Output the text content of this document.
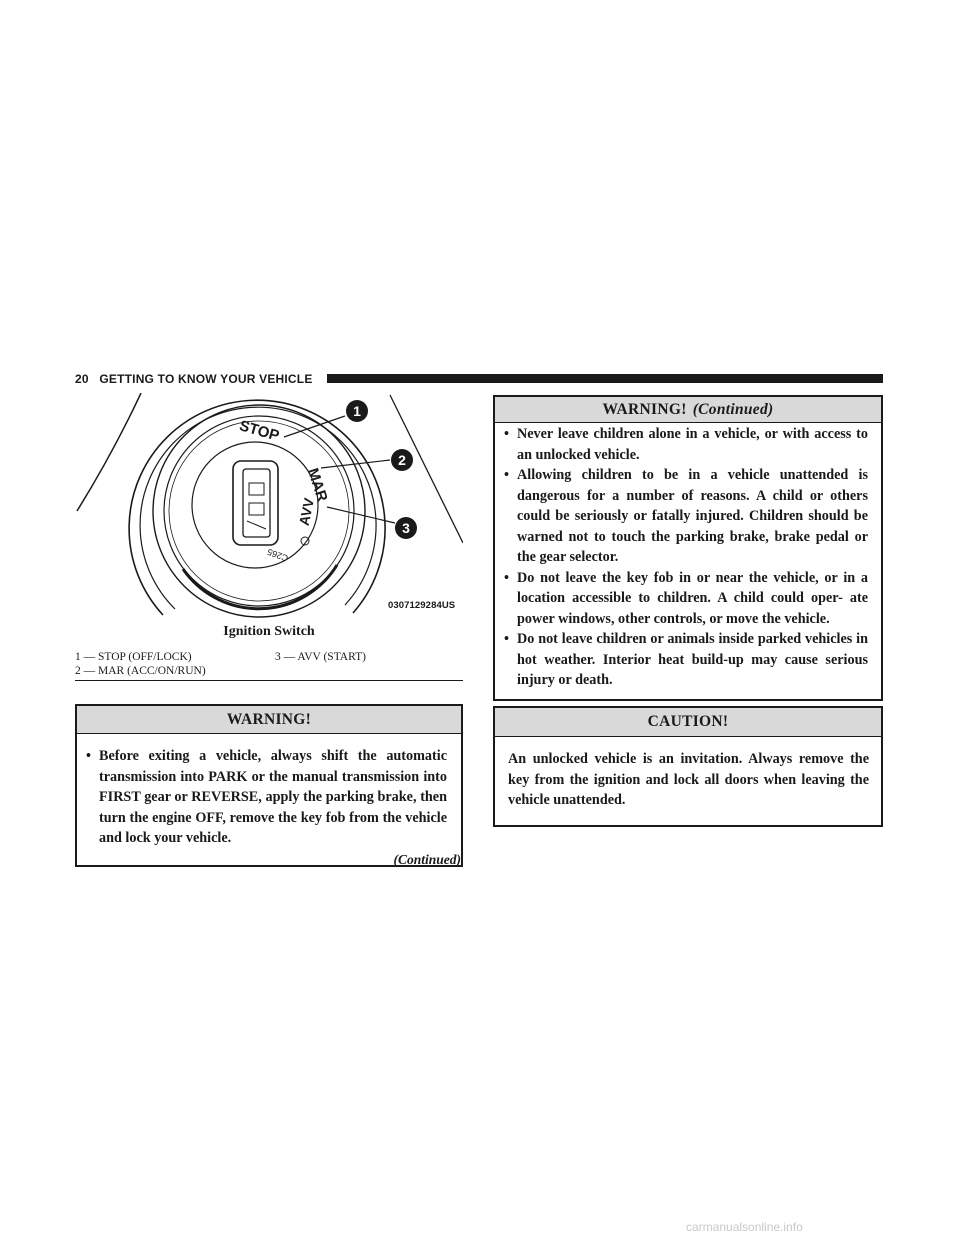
20 GETTING TO KNOW YOUR VEHICLE
STOP
MAR
AVV
C265
1
2
3
0307129284US
Ignition Switch
1 — STOP (OFF/LOCK)	3 — AVV (START)
2 — MAR (ACC/ON/RUN)
WARNING!
• Before exiting a vehicle, always shift the automatic transmission into PARK or the manual transmission into FIRST gear or REVERSE, apply the parking brake, then turn the engine OFF, remove the key fob from the vehicle and lock your vehicle.
(Continued)
WARNING! (Continued)
• Never leave children alone in a vehicle, or with access to an unlocked vehicle.
• Allowing children to be in a vehicle unattended is dangerous for a number of reasons. A child or others could be seriously or fatally injured. Children should be warned not to touch the parking brake, brake pedal or the gear selector.
• Do not leave the key fob in or near the vehicle, or in a location accessible to children. A child could oper- ate power windows, other controls, or move the vehicle.
• Do not leave children or animals inside parked vehicles in hot weather. Interior heat build-up may cause serious injury or death.
CAUTION!

An unlocked vehicle is an invitation. Always remove the key from the ignition and lock all doors when leaving the vehicle unattended.

carmanualsonline.info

▶ _WHAT YOU HAVE TO DO_
Say how many lines in the listing above include "unattended". Give nothing but the number.

▶ _CORRECT RESULT_
2